• [Exercise requirements]:
The records below are made of lines; count those holding the word "リサーチEXPボーナス" and give the number only.
** Begin Stored data **
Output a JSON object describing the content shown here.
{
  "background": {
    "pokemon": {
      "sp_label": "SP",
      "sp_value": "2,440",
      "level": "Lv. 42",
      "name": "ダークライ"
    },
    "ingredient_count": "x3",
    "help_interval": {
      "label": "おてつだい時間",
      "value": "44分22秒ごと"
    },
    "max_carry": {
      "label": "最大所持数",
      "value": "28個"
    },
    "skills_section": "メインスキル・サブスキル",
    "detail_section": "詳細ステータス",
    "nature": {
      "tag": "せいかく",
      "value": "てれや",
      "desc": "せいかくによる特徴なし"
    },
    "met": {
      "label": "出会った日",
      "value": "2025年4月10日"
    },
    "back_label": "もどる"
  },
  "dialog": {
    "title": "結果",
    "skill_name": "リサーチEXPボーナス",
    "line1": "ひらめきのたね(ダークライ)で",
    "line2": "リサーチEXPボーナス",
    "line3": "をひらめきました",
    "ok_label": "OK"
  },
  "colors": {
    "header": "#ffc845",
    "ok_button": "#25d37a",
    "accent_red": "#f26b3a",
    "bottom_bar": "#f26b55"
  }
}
** End Stored data **
• [Problem solution]:
2